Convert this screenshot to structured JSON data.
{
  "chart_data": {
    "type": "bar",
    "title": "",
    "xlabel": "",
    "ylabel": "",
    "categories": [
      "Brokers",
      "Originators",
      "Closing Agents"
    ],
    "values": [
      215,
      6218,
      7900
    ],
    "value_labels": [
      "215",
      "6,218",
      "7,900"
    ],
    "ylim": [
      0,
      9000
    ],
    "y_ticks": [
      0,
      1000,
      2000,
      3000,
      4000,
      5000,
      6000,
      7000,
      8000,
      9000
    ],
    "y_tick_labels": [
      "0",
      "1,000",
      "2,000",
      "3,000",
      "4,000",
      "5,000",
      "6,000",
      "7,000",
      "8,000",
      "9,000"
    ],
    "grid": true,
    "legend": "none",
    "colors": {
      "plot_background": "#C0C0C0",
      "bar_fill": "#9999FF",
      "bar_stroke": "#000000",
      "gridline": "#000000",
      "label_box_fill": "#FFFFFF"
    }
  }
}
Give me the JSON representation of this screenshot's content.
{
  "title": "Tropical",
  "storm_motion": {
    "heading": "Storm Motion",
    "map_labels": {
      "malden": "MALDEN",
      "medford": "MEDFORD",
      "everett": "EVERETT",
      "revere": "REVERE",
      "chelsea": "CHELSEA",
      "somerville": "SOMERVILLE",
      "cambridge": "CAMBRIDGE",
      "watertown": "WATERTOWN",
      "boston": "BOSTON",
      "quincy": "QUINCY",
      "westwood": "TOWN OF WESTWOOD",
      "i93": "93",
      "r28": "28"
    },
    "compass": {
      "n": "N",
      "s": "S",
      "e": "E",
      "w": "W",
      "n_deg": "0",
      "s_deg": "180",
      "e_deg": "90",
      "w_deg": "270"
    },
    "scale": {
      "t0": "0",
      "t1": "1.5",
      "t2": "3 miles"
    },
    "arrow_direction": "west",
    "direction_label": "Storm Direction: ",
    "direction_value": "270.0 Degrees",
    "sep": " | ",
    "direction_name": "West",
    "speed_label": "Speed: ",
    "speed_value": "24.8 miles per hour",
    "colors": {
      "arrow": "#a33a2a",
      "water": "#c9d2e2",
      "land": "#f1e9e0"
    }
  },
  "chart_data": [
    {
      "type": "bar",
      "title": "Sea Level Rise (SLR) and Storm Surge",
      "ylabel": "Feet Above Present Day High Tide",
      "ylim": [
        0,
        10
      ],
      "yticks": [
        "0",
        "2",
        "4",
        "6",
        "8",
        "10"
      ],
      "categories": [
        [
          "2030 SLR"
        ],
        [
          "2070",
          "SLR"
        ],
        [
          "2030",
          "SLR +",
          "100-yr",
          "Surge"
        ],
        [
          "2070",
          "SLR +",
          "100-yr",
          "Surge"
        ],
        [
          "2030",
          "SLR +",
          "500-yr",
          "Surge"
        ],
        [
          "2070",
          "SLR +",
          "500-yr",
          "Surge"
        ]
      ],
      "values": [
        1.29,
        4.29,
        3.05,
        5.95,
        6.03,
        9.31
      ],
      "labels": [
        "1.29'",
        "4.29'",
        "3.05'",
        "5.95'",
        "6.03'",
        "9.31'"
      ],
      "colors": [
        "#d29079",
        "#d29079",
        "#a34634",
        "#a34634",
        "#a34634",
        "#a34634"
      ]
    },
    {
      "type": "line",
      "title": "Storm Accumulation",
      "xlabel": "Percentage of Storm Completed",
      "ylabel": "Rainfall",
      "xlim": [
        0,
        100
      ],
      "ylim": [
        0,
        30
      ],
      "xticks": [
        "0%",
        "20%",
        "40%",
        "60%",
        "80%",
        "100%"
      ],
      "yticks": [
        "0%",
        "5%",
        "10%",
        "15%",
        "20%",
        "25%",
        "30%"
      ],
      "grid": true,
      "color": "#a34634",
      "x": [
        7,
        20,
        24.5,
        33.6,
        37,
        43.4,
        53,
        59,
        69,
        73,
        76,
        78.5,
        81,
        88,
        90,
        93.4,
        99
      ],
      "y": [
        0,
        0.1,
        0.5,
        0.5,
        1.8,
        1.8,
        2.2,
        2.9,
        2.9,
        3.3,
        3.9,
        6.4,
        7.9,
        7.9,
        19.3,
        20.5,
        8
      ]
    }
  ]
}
===
**Required work:**
Every line that holds the string "ylabel" should be returned.

**Reply:**
    "ylabel": "",
      "ylabel": "Feet Above Present Day High Tide",
      "ylabel": "Rainfall",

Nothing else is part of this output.